§ **Exercise requirements**:
Show every line below where "control" can be found.

§ **Data shown**:
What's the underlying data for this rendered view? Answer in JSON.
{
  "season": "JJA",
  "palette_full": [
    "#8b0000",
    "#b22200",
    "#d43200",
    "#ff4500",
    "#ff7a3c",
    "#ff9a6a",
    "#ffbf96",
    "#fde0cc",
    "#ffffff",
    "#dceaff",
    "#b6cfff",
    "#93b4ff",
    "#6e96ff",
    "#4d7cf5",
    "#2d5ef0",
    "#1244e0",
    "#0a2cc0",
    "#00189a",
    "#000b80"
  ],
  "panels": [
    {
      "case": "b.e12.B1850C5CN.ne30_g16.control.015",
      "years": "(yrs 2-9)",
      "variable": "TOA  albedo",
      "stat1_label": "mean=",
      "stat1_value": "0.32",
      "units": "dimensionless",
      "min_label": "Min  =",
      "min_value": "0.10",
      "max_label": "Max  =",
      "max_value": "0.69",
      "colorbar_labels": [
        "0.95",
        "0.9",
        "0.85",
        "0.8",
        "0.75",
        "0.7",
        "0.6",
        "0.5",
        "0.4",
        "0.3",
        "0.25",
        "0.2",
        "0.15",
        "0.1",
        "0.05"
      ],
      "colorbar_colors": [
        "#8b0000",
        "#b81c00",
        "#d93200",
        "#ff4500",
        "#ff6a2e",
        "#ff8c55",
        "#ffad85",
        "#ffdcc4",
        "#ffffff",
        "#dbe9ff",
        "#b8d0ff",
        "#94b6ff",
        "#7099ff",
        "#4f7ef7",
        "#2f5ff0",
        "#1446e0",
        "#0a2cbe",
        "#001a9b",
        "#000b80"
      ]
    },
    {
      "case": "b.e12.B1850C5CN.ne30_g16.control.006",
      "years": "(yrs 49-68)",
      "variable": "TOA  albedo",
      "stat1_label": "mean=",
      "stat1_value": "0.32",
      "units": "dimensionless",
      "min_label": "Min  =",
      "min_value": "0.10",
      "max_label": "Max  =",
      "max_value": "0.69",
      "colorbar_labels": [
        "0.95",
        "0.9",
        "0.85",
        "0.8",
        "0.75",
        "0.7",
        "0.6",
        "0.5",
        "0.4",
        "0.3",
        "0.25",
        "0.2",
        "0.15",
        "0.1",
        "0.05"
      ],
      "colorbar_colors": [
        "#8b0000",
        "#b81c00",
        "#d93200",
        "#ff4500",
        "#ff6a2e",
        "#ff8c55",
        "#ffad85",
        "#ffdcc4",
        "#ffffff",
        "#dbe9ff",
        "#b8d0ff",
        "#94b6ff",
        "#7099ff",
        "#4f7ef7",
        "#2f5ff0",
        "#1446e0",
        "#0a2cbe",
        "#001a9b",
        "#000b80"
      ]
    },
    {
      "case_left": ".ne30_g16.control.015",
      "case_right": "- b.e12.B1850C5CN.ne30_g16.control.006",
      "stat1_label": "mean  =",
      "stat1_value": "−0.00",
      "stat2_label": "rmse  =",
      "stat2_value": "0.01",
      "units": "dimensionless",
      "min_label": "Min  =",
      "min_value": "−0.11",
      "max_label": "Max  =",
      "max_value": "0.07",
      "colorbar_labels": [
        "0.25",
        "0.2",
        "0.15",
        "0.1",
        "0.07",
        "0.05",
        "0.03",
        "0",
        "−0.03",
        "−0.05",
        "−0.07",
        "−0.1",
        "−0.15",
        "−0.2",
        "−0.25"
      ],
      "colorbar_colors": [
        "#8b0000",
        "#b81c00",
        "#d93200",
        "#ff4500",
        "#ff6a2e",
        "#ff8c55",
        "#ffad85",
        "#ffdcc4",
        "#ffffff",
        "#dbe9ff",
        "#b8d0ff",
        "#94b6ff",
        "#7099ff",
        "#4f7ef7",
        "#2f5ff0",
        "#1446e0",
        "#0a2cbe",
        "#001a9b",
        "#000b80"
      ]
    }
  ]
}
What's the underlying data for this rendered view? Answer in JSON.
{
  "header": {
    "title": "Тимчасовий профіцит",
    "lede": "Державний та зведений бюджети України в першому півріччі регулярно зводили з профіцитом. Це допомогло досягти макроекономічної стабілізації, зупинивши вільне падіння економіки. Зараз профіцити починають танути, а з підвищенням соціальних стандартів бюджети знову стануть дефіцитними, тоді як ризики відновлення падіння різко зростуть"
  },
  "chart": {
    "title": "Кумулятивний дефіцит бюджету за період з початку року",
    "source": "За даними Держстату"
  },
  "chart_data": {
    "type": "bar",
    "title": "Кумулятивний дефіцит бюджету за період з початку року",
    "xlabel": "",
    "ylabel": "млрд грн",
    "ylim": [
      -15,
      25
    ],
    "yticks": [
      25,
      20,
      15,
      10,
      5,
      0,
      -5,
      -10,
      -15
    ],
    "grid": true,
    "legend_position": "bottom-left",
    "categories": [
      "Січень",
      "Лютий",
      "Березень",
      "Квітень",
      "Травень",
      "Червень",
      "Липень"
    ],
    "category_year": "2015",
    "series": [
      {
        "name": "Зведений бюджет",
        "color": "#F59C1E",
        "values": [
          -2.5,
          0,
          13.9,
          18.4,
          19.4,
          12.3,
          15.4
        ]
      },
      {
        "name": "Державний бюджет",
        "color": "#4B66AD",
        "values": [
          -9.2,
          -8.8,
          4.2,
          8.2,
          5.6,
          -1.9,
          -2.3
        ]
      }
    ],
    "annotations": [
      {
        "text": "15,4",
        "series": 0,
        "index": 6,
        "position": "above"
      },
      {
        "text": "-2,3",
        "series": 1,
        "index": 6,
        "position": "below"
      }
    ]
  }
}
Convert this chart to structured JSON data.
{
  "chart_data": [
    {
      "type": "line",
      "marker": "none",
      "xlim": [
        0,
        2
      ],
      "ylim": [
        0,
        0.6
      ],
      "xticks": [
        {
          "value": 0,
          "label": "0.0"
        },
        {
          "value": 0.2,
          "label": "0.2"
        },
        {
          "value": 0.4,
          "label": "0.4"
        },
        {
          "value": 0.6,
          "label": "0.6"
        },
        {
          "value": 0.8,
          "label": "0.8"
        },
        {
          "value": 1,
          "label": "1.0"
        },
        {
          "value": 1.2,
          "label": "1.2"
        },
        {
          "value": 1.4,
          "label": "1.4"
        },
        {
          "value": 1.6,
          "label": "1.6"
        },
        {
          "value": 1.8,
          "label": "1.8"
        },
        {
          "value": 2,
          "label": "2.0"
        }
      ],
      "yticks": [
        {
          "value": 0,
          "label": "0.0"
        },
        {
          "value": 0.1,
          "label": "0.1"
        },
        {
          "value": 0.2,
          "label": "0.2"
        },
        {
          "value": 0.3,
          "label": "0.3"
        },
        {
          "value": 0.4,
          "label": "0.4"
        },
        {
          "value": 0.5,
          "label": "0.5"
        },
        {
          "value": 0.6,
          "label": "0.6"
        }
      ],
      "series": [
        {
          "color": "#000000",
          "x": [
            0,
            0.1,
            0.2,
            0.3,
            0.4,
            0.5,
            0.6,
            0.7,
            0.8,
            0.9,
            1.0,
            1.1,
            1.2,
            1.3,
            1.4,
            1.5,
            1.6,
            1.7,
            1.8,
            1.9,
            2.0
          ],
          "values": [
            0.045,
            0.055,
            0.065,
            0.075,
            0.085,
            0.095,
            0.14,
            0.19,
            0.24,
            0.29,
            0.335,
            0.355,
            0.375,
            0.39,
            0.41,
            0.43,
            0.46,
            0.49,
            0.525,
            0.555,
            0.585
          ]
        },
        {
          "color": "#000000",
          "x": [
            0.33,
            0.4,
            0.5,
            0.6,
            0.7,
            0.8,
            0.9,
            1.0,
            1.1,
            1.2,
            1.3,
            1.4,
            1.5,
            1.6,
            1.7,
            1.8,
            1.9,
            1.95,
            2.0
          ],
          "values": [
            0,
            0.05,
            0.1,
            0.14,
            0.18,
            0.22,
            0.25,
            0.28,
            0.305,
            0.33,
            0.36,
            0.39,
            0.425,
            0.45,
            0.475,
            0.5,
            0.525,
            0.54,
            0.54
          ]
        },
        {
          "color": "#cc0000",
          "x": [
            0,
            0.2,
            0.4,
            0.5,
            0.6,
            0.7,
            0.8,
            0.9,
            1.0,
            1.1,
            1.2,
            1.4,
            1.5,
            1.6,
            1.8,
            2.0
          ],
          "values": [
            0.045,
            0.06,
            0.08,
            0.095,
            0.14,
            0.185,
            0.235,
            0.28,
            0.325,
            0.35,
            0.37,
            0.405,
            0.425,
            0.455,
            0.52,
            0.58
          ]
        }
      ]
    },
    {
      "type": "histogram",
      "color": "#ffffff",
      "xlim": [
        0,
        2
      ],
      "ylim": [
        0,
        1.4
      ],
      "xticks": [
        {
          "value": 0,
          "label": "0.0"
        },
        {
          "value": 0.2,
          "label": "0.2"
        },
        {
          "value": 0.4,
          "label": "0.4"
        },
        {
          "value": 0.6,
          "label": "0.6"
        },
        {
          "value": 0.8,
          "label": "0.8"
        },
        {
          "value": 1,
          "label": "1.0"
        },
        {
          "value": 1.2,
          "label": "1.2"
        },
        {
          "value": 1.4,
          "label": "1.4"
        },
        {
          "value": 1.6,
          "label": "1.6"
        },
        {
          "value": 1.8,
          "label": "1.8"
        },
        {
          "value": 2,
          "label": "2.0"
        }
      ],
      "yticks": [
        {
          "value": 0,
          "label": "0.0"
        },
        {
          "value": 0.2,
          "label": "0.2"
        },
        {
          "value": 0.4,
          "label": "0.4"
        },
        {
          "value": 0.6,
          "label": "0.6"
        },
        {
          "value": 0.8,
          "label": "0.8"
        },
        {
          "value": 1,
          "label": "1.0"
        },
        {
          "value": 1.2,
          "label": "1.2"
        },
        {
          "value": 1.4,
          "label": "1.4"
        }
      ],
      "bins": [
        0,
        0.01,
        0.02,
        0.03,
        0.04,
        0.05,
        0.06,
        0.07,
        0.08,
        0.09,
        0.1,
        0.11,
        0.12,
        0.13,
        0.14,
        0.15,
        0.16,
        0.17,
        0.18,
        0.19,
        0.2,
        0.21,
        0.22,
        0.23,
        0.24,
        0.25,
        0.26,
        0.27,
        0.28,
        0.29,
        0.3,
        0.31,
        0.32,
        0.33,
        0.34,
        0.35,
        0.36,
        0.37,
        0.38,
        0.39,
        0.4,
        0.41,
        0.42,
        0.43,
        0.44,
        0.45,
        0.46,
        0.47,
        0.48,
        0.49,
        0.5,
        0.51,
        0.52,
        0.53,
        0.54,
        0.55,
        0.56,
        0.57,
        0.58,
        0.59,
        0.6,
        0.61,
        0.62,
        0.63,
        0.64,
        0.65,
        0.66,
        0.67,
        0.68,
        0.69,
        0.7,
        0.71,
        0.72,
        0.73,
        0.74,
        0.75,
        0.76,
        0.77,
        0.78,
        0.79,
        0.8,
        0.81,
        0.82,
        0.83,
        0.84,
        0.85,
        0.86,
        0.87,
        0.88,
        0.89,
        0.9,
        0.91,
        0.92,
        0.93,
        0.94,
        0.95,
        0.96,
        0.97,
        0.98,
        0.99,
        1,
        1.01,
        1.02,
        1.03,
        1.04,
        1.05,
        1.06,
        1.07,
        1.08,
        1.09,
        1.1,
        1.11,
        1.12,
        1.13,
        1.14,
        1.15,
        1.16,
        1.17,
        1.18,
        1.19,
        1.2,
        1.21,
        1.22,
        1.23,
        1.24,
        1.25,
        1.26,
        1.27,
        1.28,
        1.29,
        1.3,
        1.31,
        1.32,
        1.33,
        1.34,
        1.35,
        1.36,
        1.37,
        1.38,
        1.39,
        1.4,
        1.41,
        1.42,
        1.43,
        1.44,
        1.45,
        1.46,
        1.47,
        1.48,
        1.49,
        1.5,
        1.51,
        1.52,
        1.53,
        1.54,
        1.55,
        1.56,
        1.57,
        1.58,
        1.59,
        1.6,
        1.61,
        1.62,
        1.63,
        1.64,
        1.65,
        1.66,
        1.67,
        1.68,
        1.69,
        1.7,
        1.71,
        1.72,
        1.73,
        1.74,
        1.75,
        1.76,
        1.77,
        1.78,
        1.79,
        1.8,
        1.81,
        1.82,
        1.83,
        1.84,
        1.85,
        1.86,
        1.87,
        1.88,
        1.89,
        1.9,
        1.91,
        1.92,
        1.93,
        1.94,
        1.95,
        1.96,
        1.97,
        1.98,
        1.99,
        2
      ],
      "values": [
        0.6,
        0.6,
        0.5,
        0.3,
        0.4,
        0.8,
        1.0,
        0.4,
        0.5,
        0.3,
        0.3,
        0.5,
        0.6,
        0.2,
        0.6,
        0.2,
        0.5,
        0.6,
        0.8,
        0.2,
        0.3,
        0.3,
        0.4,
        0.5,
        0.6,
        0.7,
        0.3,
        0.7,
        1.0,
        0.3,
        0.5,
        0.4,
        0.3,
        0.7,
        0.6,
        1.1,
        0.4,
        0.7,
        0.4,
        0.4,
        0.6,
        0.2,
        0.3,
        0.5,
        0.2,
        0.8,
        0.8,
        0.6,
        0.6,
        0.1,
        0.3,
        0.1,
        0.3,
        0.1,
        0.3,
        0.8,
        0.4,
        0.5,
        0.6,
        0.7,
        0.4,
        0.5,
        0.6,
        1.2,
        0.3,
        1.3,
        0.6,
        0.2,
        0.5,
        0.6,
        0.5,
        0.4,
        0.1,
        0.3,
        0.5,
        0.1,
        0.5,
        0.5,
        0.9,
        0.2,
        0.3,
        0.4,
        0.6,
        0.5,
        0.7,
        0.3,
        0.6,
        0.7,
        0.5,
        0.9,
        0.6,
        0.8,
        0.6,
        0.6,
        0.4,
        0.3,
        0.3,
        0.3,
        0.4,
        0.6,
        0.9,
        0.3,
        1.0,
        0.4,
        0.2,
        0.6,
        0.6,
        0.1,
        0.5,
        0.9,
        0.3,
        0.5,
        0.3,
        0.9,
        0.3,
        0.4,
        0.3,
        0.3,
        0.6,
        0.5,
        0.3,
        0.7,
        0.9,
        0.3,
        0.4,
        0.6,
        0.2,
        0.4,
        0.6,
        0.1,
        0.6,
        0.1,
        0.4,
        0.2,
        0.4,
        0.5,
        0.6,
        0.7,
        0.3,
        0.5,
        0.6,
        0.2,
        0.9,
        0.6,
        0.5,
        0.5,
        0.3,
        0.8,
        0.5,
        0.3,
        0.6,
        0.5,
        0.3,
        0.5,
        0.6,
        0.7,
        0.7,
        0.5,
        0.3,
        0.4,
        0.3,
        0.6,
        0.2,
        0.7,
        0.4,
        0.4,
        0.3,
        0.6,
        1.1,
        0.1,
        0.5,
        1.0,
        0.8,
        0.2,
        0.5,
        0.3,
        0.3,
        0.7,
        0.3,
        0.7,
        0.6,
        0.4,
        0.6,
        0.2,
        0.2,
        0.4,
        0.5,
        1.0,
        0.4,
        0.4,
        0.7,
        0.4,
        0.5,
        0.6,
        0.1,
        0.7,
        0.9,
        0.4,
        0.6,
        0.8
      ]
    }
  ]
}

§ **Task solution**:
      "case": "b.e12.B1850C5CN.ne30_g16.control.015",
      "case": "b.e12.B1850C5CN.ne30_g16.control.006",
      "case_left": ".ne30_g16.control.015",
      "case_right": "- b.e12.B1850C5CN.ne30_g16.control.006",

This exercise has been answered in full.